** Begin **

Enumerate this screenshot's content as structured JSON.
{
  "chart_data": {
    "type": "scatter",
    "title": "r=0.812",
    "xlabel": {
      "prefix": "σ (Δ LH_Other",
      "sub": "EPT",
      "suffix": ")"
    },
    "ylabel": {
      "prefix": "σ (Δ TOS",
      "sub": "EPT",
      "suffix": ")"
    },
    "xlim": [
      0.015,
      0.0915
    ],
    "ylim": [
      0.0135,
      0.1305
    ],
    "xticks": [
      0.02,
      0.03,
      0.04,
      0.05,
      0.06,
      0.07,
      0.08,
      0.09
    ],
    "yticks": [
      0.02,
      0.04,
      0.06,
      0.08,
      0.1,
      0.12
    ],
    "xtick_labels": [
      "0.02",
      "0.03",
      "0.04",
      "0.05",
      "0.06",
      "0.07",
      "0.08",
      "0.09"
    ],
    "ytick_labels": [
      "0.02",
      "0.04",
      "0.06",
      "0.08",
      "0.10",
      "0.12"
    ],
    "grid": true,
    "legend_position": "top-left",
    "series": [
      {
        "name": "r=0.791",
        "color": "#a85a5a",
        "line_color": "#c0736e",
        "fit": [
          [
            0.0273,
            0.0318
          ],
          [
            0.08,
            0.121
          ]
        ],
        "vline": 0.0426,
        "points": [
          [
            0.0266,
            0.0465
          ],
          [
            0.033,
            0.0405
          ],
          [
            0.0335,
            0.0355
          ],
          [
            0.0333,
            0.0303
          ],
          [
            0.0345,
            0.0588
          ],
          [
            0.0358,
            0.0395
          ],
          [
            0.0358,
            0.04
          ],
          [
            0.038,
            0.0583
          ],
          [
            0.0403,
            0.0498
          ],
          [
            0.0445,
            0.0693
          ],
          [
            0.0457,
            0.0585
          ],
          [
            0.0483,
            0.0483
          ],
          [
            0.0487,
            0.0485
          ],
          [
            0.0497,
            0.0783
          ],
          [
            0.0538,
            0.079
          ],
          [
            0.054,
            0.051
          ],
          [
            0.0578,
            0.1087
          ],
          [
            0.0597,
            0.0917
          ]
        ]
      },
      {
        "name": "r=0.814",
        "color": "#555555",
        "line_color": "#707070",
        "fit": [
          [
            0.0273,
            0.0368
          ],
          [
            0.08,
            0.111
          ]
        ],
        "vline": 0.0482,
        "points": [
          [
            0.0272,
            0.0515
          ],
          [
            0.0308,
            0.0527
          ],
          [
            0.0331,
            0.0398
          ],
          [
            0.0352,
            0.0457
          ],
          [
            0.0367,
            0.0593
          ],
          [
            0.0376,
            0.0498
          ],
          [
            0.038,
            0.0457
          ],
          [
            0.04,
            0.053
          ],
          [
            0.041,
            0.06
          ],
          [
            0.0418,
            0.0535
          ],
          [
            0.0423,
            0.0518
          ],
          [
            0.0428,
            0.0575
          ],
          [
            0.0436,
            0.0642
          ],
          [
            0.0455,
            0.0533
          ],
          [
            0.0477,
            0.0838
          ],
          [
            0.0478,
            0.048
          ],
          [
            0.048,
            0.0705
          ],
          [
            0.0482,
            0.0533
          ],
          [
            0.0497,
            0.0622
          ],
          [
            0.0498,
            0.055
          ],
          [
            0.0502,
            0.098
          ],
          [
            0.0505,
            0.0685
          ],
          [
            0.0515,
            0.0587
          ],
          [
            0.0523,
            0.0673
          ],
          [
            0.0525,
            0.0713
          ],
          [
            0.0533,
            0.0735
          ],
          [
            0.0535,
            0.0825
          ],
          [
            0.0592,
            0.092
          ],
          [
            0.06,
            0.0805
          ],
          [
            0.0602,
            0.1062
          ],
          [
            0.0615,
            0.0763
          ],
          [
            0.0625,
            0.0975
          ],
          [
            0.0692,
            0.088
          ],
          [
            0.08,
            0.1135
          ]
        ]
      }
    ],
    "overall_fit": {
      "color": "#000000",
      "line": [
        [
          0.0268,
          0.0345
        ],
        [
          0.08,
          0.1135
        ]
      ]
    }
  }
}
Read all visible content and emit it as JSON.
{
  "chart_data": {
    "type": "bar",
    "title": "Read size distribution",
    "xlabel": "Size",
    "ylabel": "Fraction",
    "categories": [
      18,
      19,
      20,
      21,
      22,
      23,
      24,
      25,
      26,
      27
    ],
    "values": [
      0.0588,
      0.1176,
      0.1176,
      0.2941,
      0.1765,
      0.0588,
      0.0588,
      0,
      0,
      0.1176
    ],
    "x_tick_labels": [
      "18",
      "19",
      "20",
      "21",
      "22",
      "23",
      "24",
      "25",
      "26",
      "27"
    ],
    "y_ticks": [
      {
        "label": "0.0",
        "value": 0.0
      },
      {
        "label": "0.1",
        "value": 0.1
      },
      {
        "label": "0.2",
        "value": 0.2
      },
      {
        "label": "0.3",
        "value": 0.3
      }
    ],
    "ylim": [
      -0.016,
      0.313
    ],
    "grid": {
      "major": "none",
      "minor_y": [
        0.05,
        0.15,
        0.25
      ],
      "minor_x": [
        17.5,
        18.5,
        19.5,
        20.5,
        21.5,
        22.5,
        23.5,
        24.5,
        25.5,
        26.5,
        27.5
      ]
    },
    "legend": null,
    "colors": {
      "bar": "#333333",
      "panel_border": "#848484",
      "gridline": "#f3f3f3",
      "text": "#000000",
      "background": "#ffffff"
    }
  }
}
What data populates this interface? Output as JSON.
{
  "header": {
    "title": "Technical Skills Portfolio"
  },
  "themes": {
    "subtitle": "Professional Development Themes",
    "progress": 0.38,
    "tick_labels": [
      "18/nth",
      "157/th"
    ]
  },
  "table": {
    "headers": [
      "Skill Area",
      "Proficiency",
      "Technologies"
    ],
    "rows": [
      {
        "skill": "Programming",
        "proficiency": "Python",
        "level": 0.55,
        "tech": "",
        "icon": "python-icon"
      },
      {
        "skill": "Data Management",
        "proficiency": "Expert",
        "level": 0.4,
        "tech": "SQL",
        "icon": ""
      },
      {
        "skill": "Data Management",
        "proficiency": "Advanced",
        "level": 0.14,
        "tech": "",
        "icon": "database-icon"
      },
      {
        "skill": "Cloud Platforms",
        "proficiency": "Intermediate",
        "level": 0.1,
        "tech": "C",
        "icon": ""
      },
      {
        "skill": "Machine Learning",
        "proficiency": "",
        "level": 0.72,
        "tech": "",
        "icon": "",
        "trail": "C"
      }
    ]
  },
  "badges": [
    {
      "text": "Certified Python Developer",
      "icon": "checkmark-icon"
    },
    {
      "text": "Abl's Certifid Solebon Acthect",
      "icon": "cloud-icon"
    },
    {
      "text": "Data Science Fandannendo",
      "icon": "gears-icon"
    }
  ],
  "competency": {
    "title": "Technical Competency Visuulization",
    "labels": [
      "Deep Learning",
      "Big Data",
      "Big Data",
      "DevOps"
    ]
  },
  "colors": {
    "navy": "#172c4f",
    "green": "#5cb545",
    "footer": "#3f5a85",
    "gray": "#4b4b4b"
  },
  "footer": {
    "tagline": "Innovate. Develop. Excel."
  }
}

** End **

EXERCISE INSTRUCTIONS => Repeat every line of the records above exactly.

CORRECT OUTPUT =>
Enumerate this screenshot's content as structured JSON.
{
  "chart_data": {
    "type": "scatter",
    "title": "r=0.812",
    "xlabel": {
      "prefix": "σ (Δ LH_Other",
      "sub": "EPT",
      "suffix": ")"
    },
    "ylabel": {
      "prefix": "σ (Δ TOS",
      "sub": "EPT",
      "suffix": ")"
    },
    "xlim": [
      0.015,
      0.0915
    ],
    "ylim": [
      0.0135,
      0.1305
    ],
    "xticks": [
      0.02,
      0.03,
      0.04,
      0.05,
      0.06,
      0.07,
      0.08,
      0.09
    ],
    "yticks": [
      0.02,
      0.04,
      0.06,
      0.08,
      0.1,
      0.12
    ],
    "xtick_labels": [
      "0.02",
      "0.03",
      "0.04",
      "0.05",
      "0.06",
      "0.07",
      "0.08",
      "0.09"
    ],
    "ytick_labels": [
      "0.02",
      "0.04",
      "0.06",
      "0.08",
      "0.10",
      "0.12"
    ],
    "grid": true,
    "legend_position": "top-left",
    "series": [
      {
        "name": "r=0.791",
        "color": "#a85a5a",
        "line_color": "#c0736e",
        "fit": [
          [
            0.0273,
            0.0318
          ],
          [
            0.08,
            0.121
          ]
        ],
        "vline": 0.0426,
        "points": [
          [
            0.0266,
            0.0465
          ],
          [
            0.033,
            0.0405
          ],
          [
            0.0335,
            0.0355
          ],
          [
            0.0333,
            0.0303
          ],
          [
            0.0345,
            0.0588
          ],
          [
            0.0358,
            0.0395
          ],
          [
            0.0358,
            0.04
          ],
          [
            0.038,
            0.0583
          ],
          [
            0.0403,
            0.0498
          ],
          [
            0.0445,
            0.0693
          ],
          [
            0.0457,
            0.0585
          ],
          [
            0.0483,
            0.0483
          ],
          [
            0.0487,
            0.0485
          ],
          [
            0.0497,
            0.0783
          ],
          [
            0.0538,
            0.079
          ],
          [
            0.054,
            0.051
          ],
          [
            0.0578,
            0.1087
          ],
          [
            0.0597,
            0.0917
          ]
        ]
      },
      {
        "name": "r=0.814",
        "color": "#555555",
        "line_color": "#707070",
        "fit": [
          [
            0.0273,
            0.0368
          ],
          [
            0.08,
            0.111
          ]
        ],
        "vline": 0.0482,
        "points": [
          [
            0.0272,
            0.0515
          ],
          [
            0.0308,
            0.0527
          ],
          [
            0.0331,
            0.0398
          ],
          [
            0.0352,
            0.0457
          ],
          [
            0.0367,
            0.0593
          ],
          [
            0.0376,
            0.0498
          ],
          [
            0.038,
            0.0457
          ],
          [
            0.04,
            0.053
          ],
          [
            0.041,
            0.06
          ],
          [
            0.0418,
            0.0535
          ],
          [
            0.0423,
            0.0518
          ],
          [
            0.0428,
            0.0575
          ],
          [
            0.0436,
            0.0642
          ],
          [
            0.0455,
            0.0533
          ],
          [
            0.0477,
            0.0838
          ],
          [
            0.0478,
            0.048
          ],
          [
            0.048,
            0.0705
          ],
          [
            0.0482,
            0.0533
          ],
          [
            0.0497,
            0.0622
          ],
          [
            0.0498,
            0.055
          ],
          [
            0.0502,
            0.098
          ],
          [
            0.0505,
            0.0685
          ],
          [
            0.0515,
            0.0587
          ],
          [
            0.0523,
            0.0673
          ],
          [
            0.0525,
            0.0713
          ],
          [
            0.0533,
            0.0735
          ],
          [
            0.0535,
            0.0825
          ],
          [
            0.0592,
            0.092
          ],
          [
            0.06,
            0.0805
          ],
          [
            0.0602,
            0.1062
          ],
          [
            0.0615,
            0.0763
          ],
          [
            0.0625,
            0.0975
          ],
          [
            0.0692,
            0.088
          ],
          [
            0.08,
            0.1135
          ]
        ]
      }
    ],
    "overall_fit": {
      "color": "#000000",
      "line": [
        [
          0.0268,
          0.0345
        ],
        [
          0.08,
          0.1135
        ]
      ]
    }
  }
}
Read all visible content and emit it as JSON.
{
  "chart_data": {
    "type": "bar",
    "title": "Read size distribution",
    "xlabel": "Size",
    "ylabel": "Fraction",
    "categories": [
      18,
      19,
      20,
      21,
      22,
      23,
      24,
      25,
      26,
      27
    ],
    "values": [
      0.0588,
      0.1176,
      0.1176,
      0.2941,
      0.1765,
      0.0588,
      0.0588,
      0,
      0,
      0.1176
    ],
    "x_tick_labels": [
      "18",
      "19",
      "20",
      "21",
      "22",
      "23",
      "24",
      "25",
      "26",
      "27"
    ],
    "y_ticks": [
      {
        "label": "0.0",
        "value": 0.0
      },
      {
        "label": "0.1",
        "value": 0.1
      },
      {
        "label": "0.2",
        "value": 0.2
      },
      {
        "label": "0.3",
        "value": 0.3
      }
    ],
    "ylim": [
      -0.016,
      0.313
    ],
    "grid": {
      "major": "none",
      "minor_y": [
        0.05,
        0.15,
        0.25
      ],
      "minor_x": [
        17.5,
        18.5,
        19.5,
        20.5,
        21.5,
        22.5,
        23.5,
        24.5,
        25.5,
        26.5,
        27.5
      ]
    },
    "legend": null,
    "colors": {
      "bar": "#333333",
      "panel_border": "#848484",
      "gridline": "#f3f3f3",
      "text": "#000000",
      "background": "#ffffff"
    }
  }
}
What data populates this interface? Output as JSON.
{
  "header": {
    "title": "Technical Skills Portfolio"
  },
  "themes": {
    "subtitle": "Professional Development Themes",
    "progress": 0.38,
    "tick_labels": [
      "18/nth",
      "157/th"
    ]
  },
  "table": {
    "headers": [
      "Skill Area",
      "Proficiency",
      "Technologies"
    ],
    "rows": [
      {
        "skill": "Programming",
        "proficiency": "Python",
        "level": 0.55,
        "tech": "",
        "icon": "python-icon"
      },
      {
        "skill": "Data Management",
        "proficiency": "Expert",
        "level": 0.4,
        "tech": "SQL",
        "icon": ""
      },
      {
        "skill": "Data Management",
        "proficiency": "Advanced",
        "level": 0.14,
        "tech": "",
        "icon": "database-icon"
      },
      {
        "skill": "Cloud Platforms",
        "proficiency": "Intermediate",
        "level": 0.1,
        "tech": "C",
        "icon": ""
      },
      {
        "skill": "Machine Learning",
        "proficiency": "",
        "level": 0.72,
        "tech": "",
        "icon": "",
        "trail": "C"
      }
    ]
  },
  "badges": [
    {
      "text": "Certified Python Developer",
      "icon": "checkmark-icon"
    },
    {
      "text": "Abl's Certifid Solebon Acthect",
      "icon": "cloud-icon"
    },
    {
      "text": "Data Science Fandannendo",
      "icon": "gears-icon"
    }
  ],
  "competency": {
    "title": "Technical Competency Visuulization",
    "labels": [
      "Deep Learning",
      "Big Data",
      "Big Data",
      "DevOps"
    ]
  },
  "colors": {
    "navy": "#172c4f",
    "green": "#5cb545",
    "footer": "#3f5a85",
    "gray": "#4b4b4b"
  },
  "footer": {
    "tagline": "Innovate. Develop. Excel."
  }
}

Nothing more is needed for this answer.